— Begin RECORDS FOR THIS TASK —

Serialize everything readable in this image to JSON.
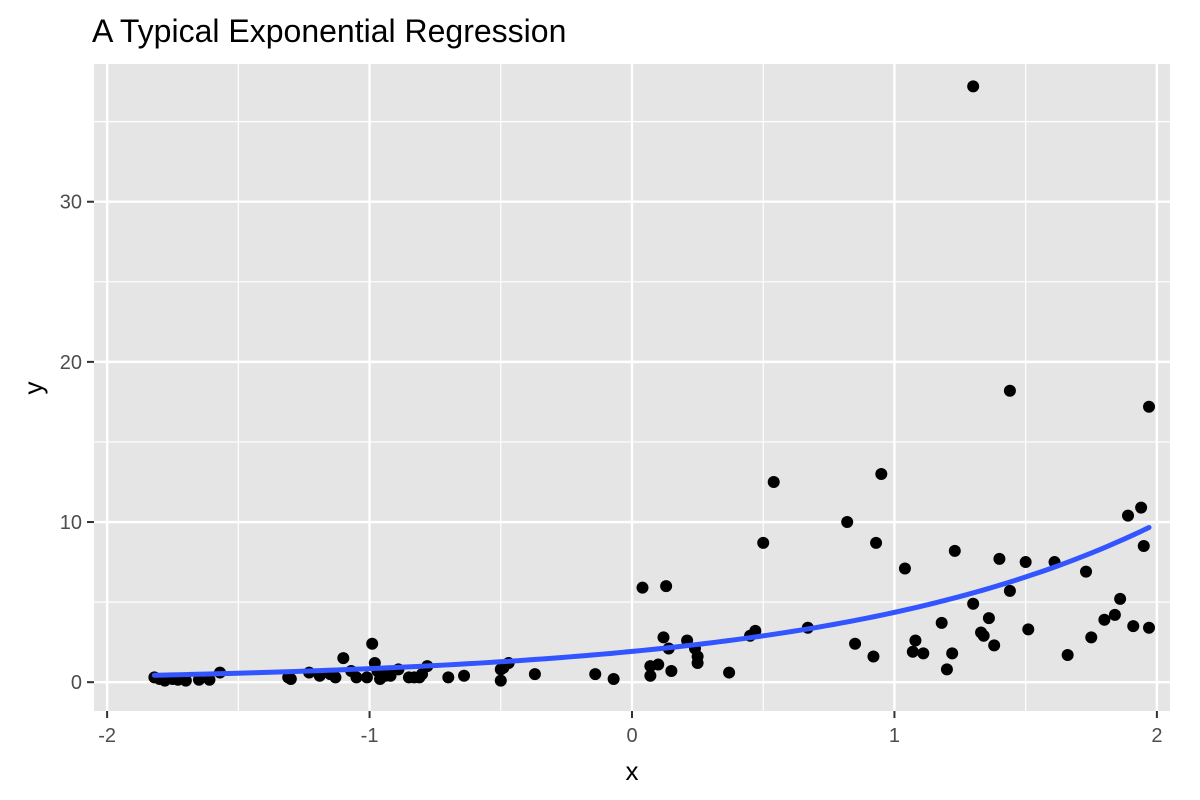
{
  "chart_data": {
    "type": "scatter",
    "title": "A Typical Exponential Regression",
    "xlabel": "x",
    "ylabel": "y",
    "xlim": [
      -2.05,
      2.05
    ],
    "ylim": [
      -1.8,
      38.6
    ],
    "x_ticks": [
      -2,
      -1,
      0,
      1,
      2
    ],
    "x_tick_labels": [
      "-2",
      "-1",
      "0",
      "1",
      "2"
    ],
    "y_ticks": [
      0,
      10,
      20,
      30
    ],
    "y_tick_labels": [
      "0",
      "10",
      "20",
      "30"
    ],
    "grid": true,
    "legend": "none",
    "colors": {
      "panel_background": "#e5e5e5",
      "grid": "#ffffff",
      "points": "#000000",
      "fit_line": "#3355ff"
    },
    "fit": {
      "type": "exponential",
      "a": 1.92,
      "b": 0.82,
      "x_range": [
        -1.82,
        1.97
      ]
    },
    "points": [
      [
        -1.82,
        0.3
      ],
      [
        -1.8,
        0.2
      ],
      [
        -1.78,
        0.1
      ],
      [
        -1.75,
        0.2
      ],
      [
        -1.73,
        0.15
      ],
      [
        -1.7,
        0.1
      ],
      [
        -1.65,
        0.15
      ],
      [
        -1.61,
        0.15
      ],
      [
        -1.57,
        0.6
      ],
      [
        -1.31,
        0.3
      ],
      [
        -1.3,
        0.2
      ],
      [
        -1.23,
        0.6
      ],
      [
        -1.19,
        0.4
      ],
      [
        -1.15,
        0.5
      ],
      [
        -1.13,
        0.3
      ],
      [
        -1.1,
        1.5
      ],
      [
        -1.07,
        0.7
      ],
      [
        -1.05,
        0.3
      ],
      [
        -1.01,
        0.3
      ],
      [
        -0.99,
        2.4
      ],
      [
        -0.98,
        1.2
      ],
      [
        -0.97,
        0.7
      ],
      [
        -0.96,
        0.2
      ],
      [
        -0.94,
        0.4
      ],
      [
        -0.92,
        0.4
      ],
      [
        -0.89,
        0.8
      ],
      [
        -0.85,
        0.3
      ],
      [
        -0.83,
        0.3
      ],
      [
        -0.81,
        0.3
      ],
      [
        -0.8,
        0.5
      ],
      [
        -0.78,
        1.0
      ],
      [
        -0.7,
        0.3
      ],
      [
        -0.64,
        0.4
      ],
      [
        -0.5,
        0.1
      ],
      [
        -0.5,
        0.8
      ],
      [
        -0.49,
        0.9
      ],
      [
        -0.47,
        1.2
      ],
      [
        -0.37,
        0.5
      ],
      [
        -0.14,
        0.5
      ],
      [
        -0.07,
        0.2
      ],
      [
        0.04,
        5.9
      ],
      [
        0.07,
        1.0
      ],
      [
        0.07,
        0.4
      ],
      [
        0.1,
        1.1
      ],
      [
        0.12,
        2.8
      ],
      [
        0.13,
        6.0
      ],
      [
        0.14,
        2.1
      ],
      [
        0.15,
        0.7
      ],
      [
        0.21,
        2.6
      ],
      [
        0.24,
        2.1
      ],
      [
        0.25,
        1.2
      ],
      [
        0.25,
        1.6
      ],
      [
        0.37,
        0.6
      ],
      [
        0.45,
        2.9
      ],
      [
        0.47,
        3.2
      ],
      [
        0.5,
        8.7
      ],
      [
        0.54,
        12.5
      ],
      [
        0.67,
        3.4
      ],
      [
        0.82,
        10.0
      ],
      [
        0.85,
        2.4
      ],
      [
        0.92,
        1.6
      ],
      [
        0.93,
        8.7
      ],
      [
        0.95,
        13.0
      ],
      [
        1.04,
        7.1
      ],
      [
        1.07,
        1.9
      ],
      [
        1.08,
        2.6
      ],
      [
        1.11,
        1.8
      ],
      [
        1.18,
        3.7
      ],
      [
        1.2,
        0.8
      ],
      [
        1.22,
        1.8
      ],
      [
        1.23,
        8.2
      ],
      [
        1.3,
        37.2
      ],
      [
        1.3,
        4.9
      ],
      [
        1.33,
        3.1
      ],
      [
        1.34,
        2.9
      ],
      [
        1.36,
        4.0
      ],
      [
        1.38,
        2.3
      ],
      [
        1.4,
        7.7
      ],
      [
        1.44,
        18.2
      ],
      [
        1.44,
        5.7
      ],
      [
        1.5,
        7.5
      ],
      [
        1.51,
        3.3
      ],
      [
        1.61,
        7.5
      ],
      [
        1.66,
        1.7
      ],
      [
        1.73,
        6.9
      ],
      [
        1.75,
        2.8
      ],
      [
        1.8,
        3.9
      ],
      [
        1.84,
        4.2
      ],
      [
        1.86,
        5.2
      ],
      [
        1.89,
        10.4
      ],
      [
        1.91,
        3.5
      ],
      [
        1.94,
        10.9
      ],
      [
        1.95,
        8.5
      ],
      [
        1.97,
        17.2
      ],
      [
        1.97,
        3.4
      ]
    ]
  }
}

— End RECORDS FOR THIS TASK —

> [AIM]
Transcribe the material exactly, keeping every word and none of the pictures.

> [WRITTEN SOLUTION]
Serialize everything readable in this image to JSON.
{
  "chart_data": {
    "type": "scatter",
    "title": "A Typical Exponential Regression",
    "xlabel": "x",
    "ylabel": "y",
    "xlim": [
      -2.05,
      2.05
    ],
    "ylim": [
      -1.8,
      38.6
    ],
    "x_ticks": [
      -2,
      -1,
      0,
      1,
      2
    ],
    "x_tick_labels": [
      "-2",
      "-1",
      "0",
      "1",
      "2"
    ],
    "y_ticks": [
      0,
      10,
      20,
      30
    ],
    "y_tick_labels": [
      "0",
      "10",
      "20",
      "30"
    ],
    "grid": true,
    "legend": "none",
    "colors": {
      "panel_background": "#e5e5e5",
      "grid": "#ffffff",
      "points": "#000000",
      "fit_line": "#3355ff"
    },
    "fit": {
      "type": "exponential",
      "a": 1.92,
      "b": 0.82,
      "x_range": [
        -1.82,
        1.97
      ]
    },
    "points": [
      [
        -1.82,
        0.3
      ],
      [
        -1.8,
        0.2
      ],
      [
        -1.78,
        0.1
      ],
      [
        -1.75,
        0.2
      ],
      [
        -1.73,
        0.15
      ],
      [
        -1.7,
        0.1
      ],
      [
        -1.65,
        0.15
      ],
      [
        -1.61,
        0.15
      ],
      [
        -1.57,
        0.6
      ],
      [
        -1.31,
        0.3
      ],
      [
        -1.3,
        0.2
      ],
      [
        -1.23,
        0.6
      ],
      [
        -1.19,
        0.4
      ],
      [
        -1.15,
        0.5
      ],
      [
        -1.13,
        0.3
      ],
      [
        -1.1,
        1.5
      ],
      [
        -1.07,
        0.7
      ],
      [
        -1.05,
        0.3
      ],
      [
        -1.01,
        0.3
      ],
      [
        -0.99,
        2.4
      ],
      [
        -0.98,
        1.2
      ],
      [
        -0.97,
        0.7
      ],
      [
        -0.96,
        0.2
      ],
      [
        -0.94,
        0.4
      ],
      [
        -0.92,
        0.4
      ],
      [
        -0.89,
        0.8
      ],
      [
        -0.85,
        0.3
      ],
      [
        -0.83,
        0.3
      ],
      [
        -0.81,
        0.3
      ],
      [
        -0.8,
        0.5
      ],
      [
        -0.78,
        1.0
      ],
      [
        -0.7,
        0.3
      ],
      [
        -0.64,
        0.4
      ],
      [
        -0.5,
        0.1
      ],
      [
        -0.5,
        0.8
      ],
      [
        -0.49,
        0.9
      ],
      [
        -0.47,
        1.2
      ],
      [
        -0.37,
        0.5
      ],
      [
        -0.14,
        0.5
      ],
      [
        -0.07,
        0.2
      ],
      [
        0.04,
        5.9
      ],
      [
        0.07,
        1.0
      ],
      [
        0.07,
        0.4
      ],
      [
        0.1,
        1.1
      ],
      [
        0.12,
        2.8
      ],
      [
        0.13,
        6.0
      ],
      [
        0.14,
        2.1
      ],
      [
        0.15,
        0.7
      ],
      [
        0.21,
        2.6
      ],
      [
        0.24,
        2.1
      ],
      [
        0.25,
        1.2
      ],
      [
        0.25,
        1.6
      ],
      [
        0.37,
        0.6
      ],
      [
        0.45,
        2.9
      ],
      [
        0.47,
        3.2
      ],
      [
        0.5,
        8.7
      ],
      [
        0.54,
        12.5
      ],
      [
        0.67,
        3.4
      ],
      [
        0.82,
        10.0
      ],
      [
        0.85,
        2.4
      ],
      [
        0.92,
        1.6
      ],
      [
        0.93,
        8.7
      ],
      [
        0.95,
        13.0
      ],
      [
        1.04,
        7.1
      ],
      [
        1.07,
        1.9
      ],
      [
        1.08,
        2.6
      ],
      [
        1.11,
        1.8
      ],
      [
        1.18,
        3.7
      ],
      [
        1.2,
        0.8
      ],
      [
        1.22,
        1.8
      ],
      [
        1.23,
        8.2
      ],
      [
        1.3,
        37.2
      ],
      [
        1.3,
        4.9
      ],
      [
        1.33,
        3.1
      ],
      [
        1.34,
        2.9
      ],
      [
        1.36,
        4.0
      ],
      [
        1.38,
        2.3
      ],
      [
        1.4,
        7.7
      ],
      [
        1.44,
        18.2
      ],
      [
        1.44,
        5.7
      ],
      [
        1.5,
        7.5
      ],
      [
        1.51,
        3.3
      ],
      [
        1.61,
        7.5
      ],
      [
        1.66,
        1.7
      ],
      [
        1.73,
        6.9
      ],
      [
        1.75,
        2.8
      ],
      [
        1.8,
        3.9
      ],
      [
        1.84,
        4.2
      ],
      [
        1.86,
        5.2
      ],
      [
        1.89,
        10.4
      ],
      [
        1.91,
        3.5
      ],
      [
        1.94,
        10.9
      ],
      [
        1.95,
        8.5
      ],
      [
        1.97,
        17.2
      ],
      [
        1.97,
        3.4
      ]
    ]
  }
}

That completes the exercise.